Request:
Reproduce the listing word for word. Skip any image.

Data supplied:

::::

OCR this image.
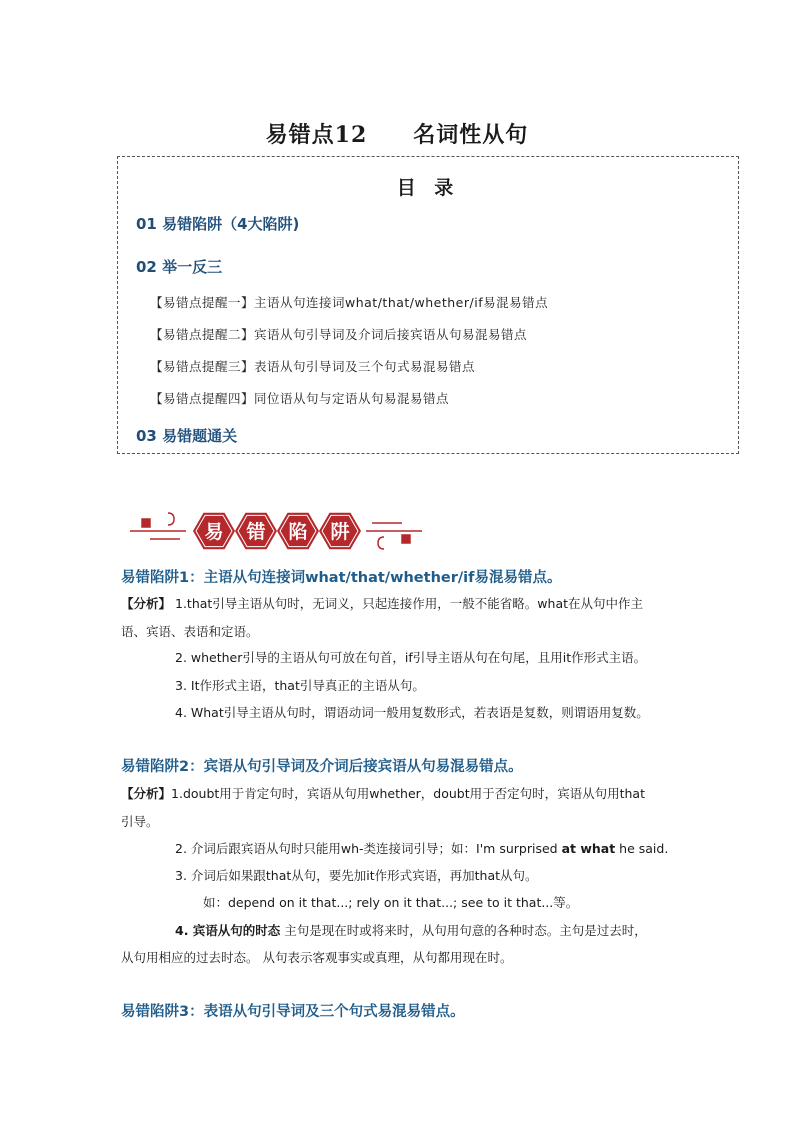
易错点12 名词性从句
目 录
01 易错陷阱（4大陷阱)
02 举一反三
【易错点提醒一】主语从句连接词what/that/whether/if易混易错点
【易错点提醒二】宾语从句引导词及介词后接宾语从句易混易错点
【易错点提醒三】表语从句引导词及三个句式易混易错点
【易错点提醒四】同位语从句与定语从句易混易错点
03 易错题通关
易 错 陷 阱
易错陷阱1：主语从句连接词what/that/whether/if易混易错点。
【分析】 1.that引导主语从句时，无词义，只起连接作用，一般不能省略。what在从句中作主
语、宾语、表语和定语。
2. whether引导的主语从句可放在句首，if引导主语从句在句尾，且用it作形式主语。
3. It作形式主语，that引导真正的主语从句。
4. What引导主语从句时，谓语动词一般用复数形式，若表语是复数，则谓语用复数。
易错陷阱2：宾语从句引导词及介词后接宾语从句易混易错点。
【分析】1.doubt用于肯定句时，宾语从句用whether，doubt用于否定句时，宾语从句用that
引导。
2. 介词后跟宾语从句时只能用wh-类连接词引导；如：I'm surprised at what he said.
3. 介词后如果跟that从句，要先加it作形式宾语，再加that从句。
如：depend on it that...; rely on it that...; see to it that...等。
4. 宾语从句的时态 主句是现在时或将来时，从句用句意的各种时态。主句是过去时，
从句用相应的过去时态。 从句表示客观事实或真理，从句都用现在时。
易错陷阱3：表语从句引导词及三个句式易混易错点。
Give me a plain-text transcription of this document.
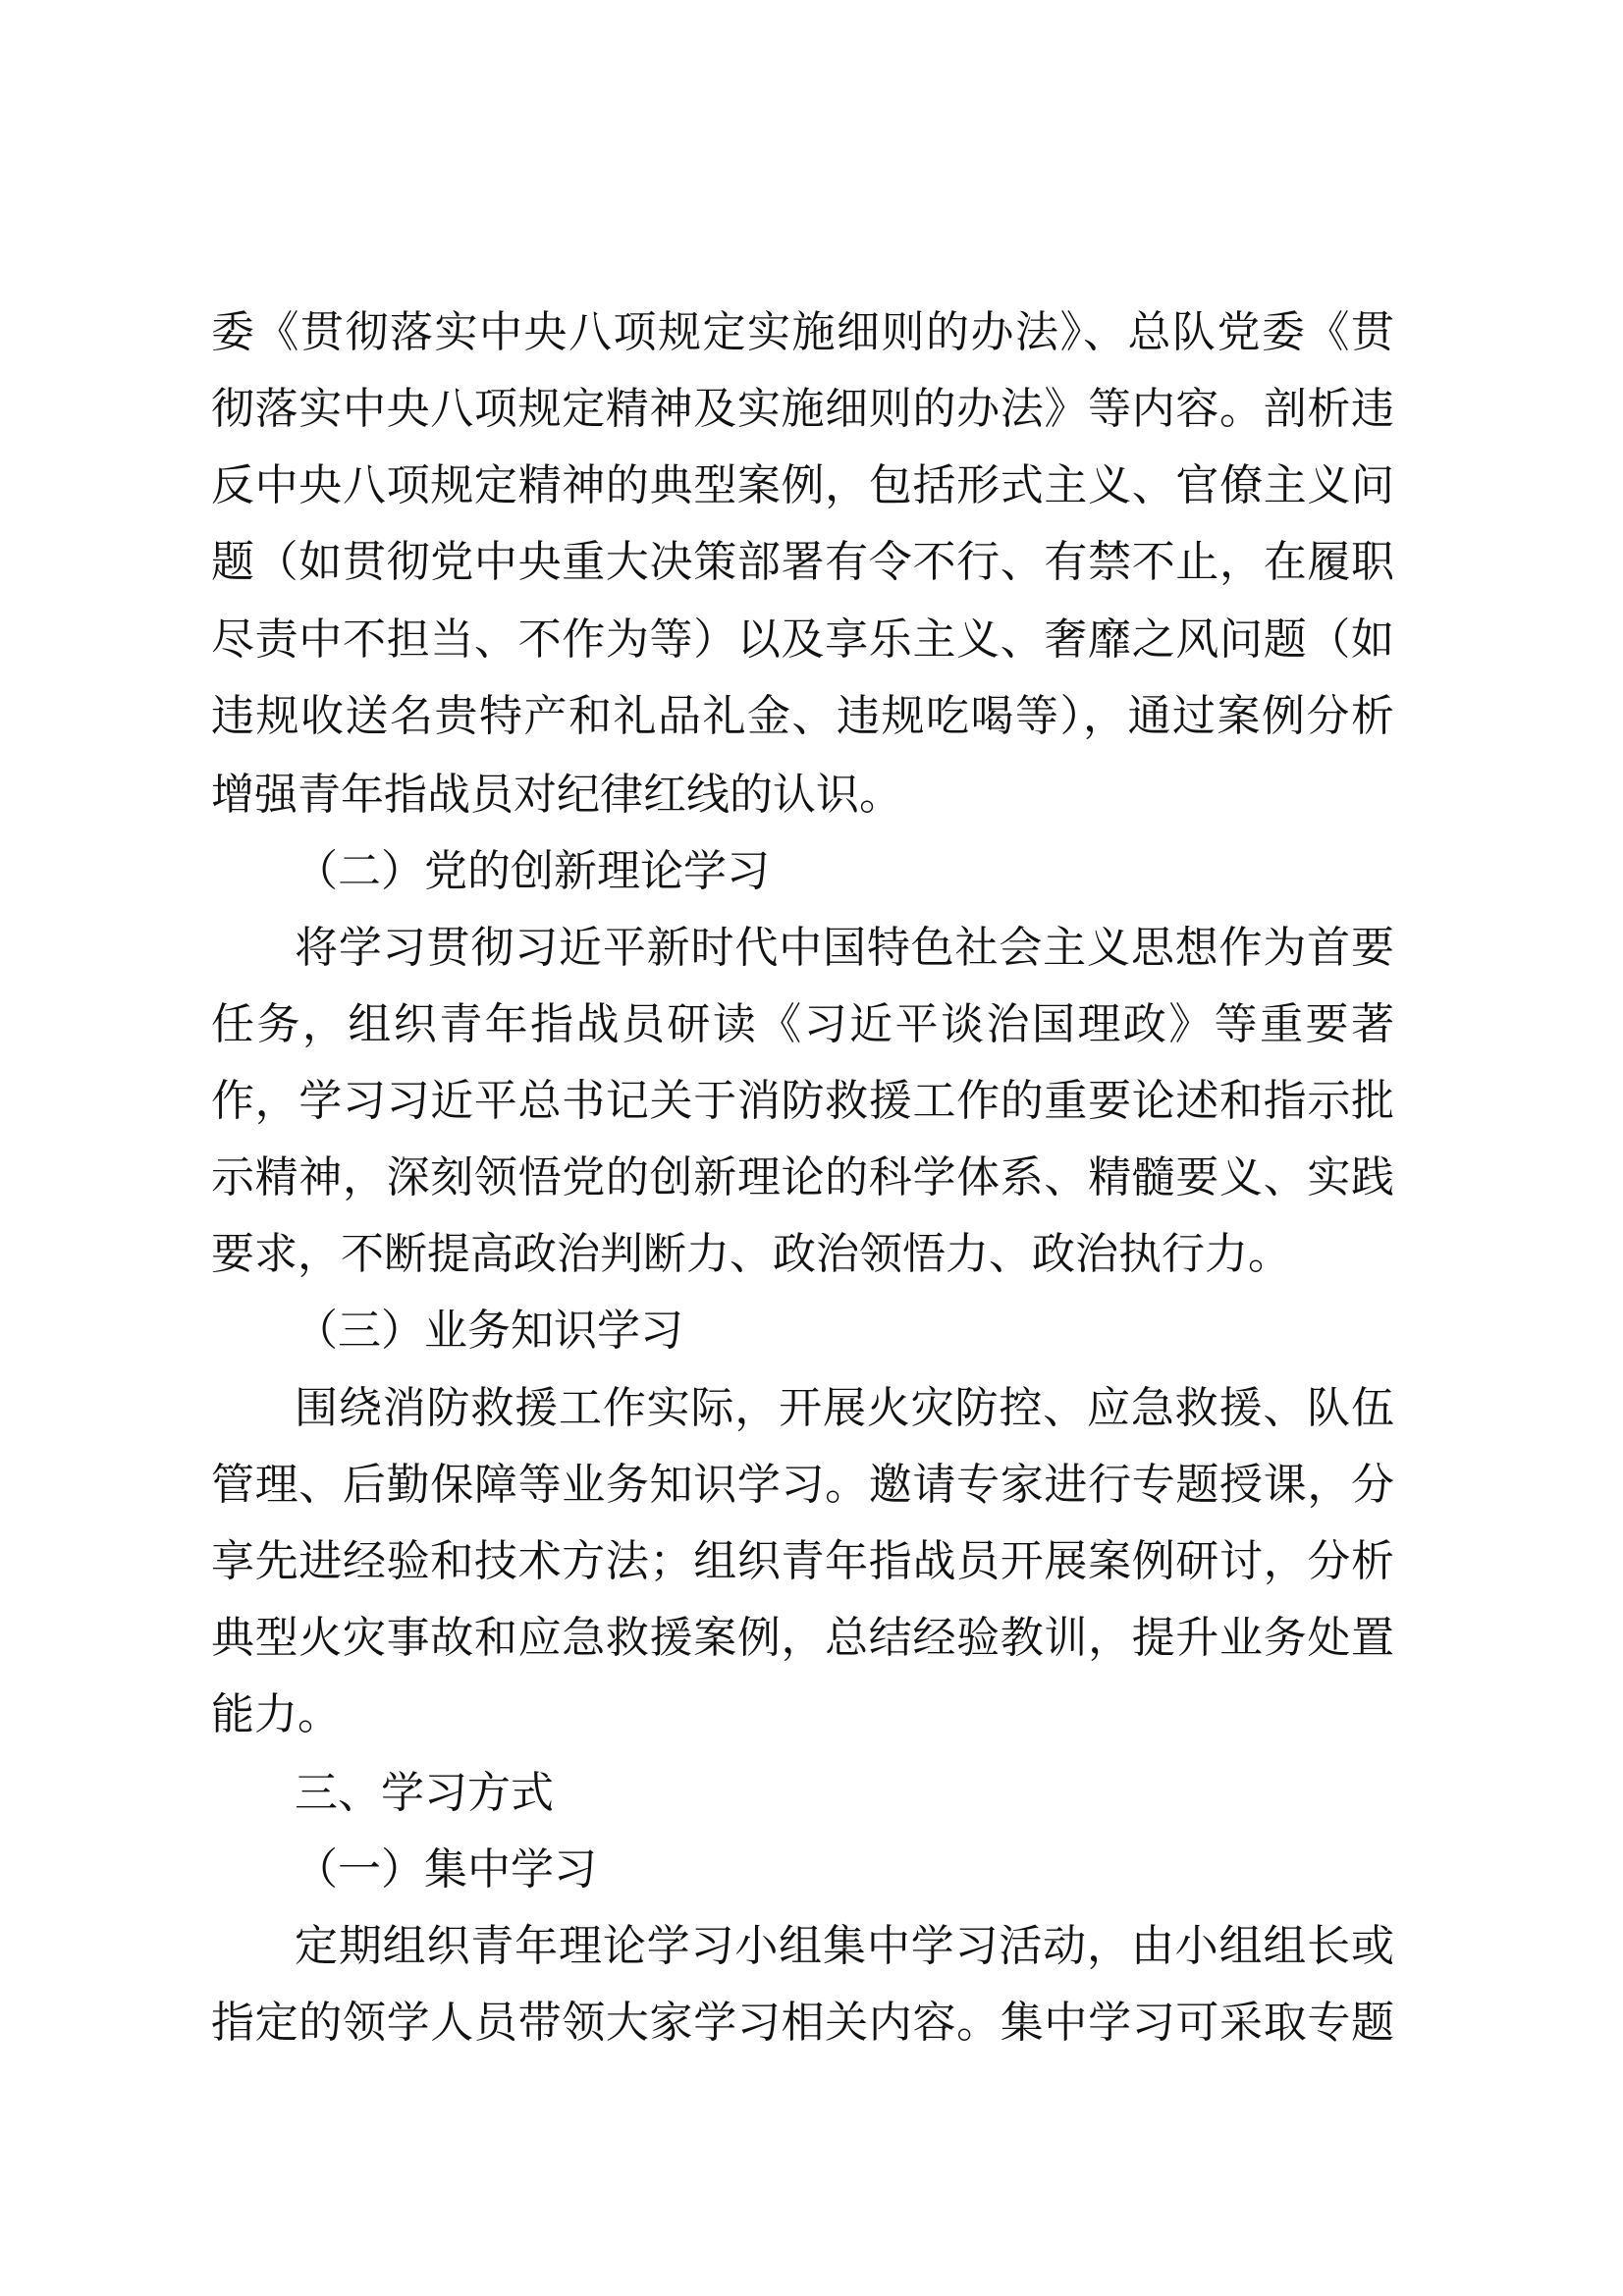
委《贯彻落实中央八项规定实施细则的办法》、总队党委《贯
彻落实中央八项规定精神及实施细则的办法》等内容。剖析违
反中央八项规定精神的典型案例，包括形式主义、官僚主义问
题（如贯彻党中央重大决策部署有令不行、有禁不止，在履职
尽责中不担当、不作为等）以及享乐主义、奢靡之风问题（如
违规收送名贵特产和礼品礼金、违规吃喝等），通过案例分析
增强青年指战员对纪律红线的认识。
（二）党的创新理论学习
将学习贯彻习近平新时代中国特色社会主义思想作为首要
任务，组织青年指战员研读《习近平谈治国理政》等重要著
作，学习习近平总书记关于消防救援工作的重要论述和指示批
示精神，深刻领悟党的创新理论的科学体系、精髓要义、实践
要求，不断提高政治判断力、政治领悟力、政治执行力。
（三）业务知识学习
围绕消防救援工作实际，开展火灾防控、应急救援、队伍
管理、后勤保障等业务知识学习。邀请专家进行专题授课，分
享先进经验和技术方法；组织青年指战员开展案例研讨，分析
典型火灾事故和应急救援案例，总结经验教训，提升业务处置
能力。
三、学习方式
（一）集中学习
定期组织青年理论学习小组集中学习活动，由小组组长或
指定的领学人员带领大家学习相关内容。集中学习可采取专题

::::

Written response:
OCR this image.
易错点12 名词性从句
目 录
01 易错陷阱（4大陷阱)
02 举一反三
【易错点提醒一】主语从句连接词what/that/whether/if易混易错点
【易错点提醒二】宾语从句引导词及介词后接宾语从句易混易错点
【易错点提醒三】表语从句引导词及三个句式易混易错点
【易错点提醒四】同位语从句与定语从句易混易错点
03 易错题通关
易 错 陷 阱
易错陷阱1：主语从句连接词what/that/whether/if易混易错点。
【分析】 1.that引导主语从句时，无词义，只起连接作用，一般不能省略。what在从句中作主
语、宾语、表语和定语。
2. whether引导的主语从句可放在句首，if引导主语从句在句尾，且用it作形式主语。
3. It作形式主语，that引导真正的主语从句。
4. What引导主语从句时，谓语动词一般用复数形式，若表语是复数，则谓语用复数。
易错陷阱2：宾语从句引导词及介词后接宾语从句易混易错点。
【分析】1.doubt用于肯定句时，宾语从句用whether，doubt用于否定句时，宾语从句用that
引导。
2. 介词后跟宾语从句时只能用wh-类连接词引导；如：I'm surprised at what he said.
3. 介词后如果跟that从句，要先加it作形式宾语，再加that从句。
如：depend on it that...; rely on it that...; see to it that...等。
4. 宾语从句的时态 主句是现在时或将来时，从句用句意的各种时态。主句是过去时，
从句用相应的过去时态。 从句表示客观事实或真理，从句都用现在时。
易错陷阱3：表语从句引导词及三个句式易混易错点。
Give me a plain-text transcription of this document.
委《贯彻落实中央八项规定实施细则的办法》、总队党委《贯
彻落实中央八项规定精神及实施细则的办法》等内容。剖析违
反中央八项规定精神的典型案例，包括形式主义、官僚主义问
题（如贯彻党中央重大决策部署有令不行、有禁不止，在履职
尽责中不担当、不作为等）以及享乐主义、奢靡之风问题（如
违规收送名贵特产和礼品礼金、违规吃喝等），通过案例分析
增强青年指战员对纪律红线的认识。
（二）党的创新理论学习
将学习贯彻习近平新时代中国特色社会主义思想作为首要
任务，组织青年指战员研读《习近平谈治国理政》等重要著
作，学习习近平总书记关于消防救援工作的重要论述和指示批
示精神，深刻领悟党的创新理论的科学体系、精髓要义、实践
要求，不断提高政治判断力、政治领悟力、政治执行力。
（三）业务知识学习
围绕消防救援工作实际，开展火灾防控、应急救援、队伍
管理、后勤保障等业务知识学习。邀请专家进行专题授课，分
享先进经验和技术方法；组织青年指战员开展案例研讨，分析
典型火灾事故和应急救援案例，总结经验教训，提升业务处置
能力。
三、学习方式
（一）集中学习
定期组织青年理论学习小组集中学习活动，由小组组长或
指定的领学人员带领大家学习相关内容。集中学习可采取专题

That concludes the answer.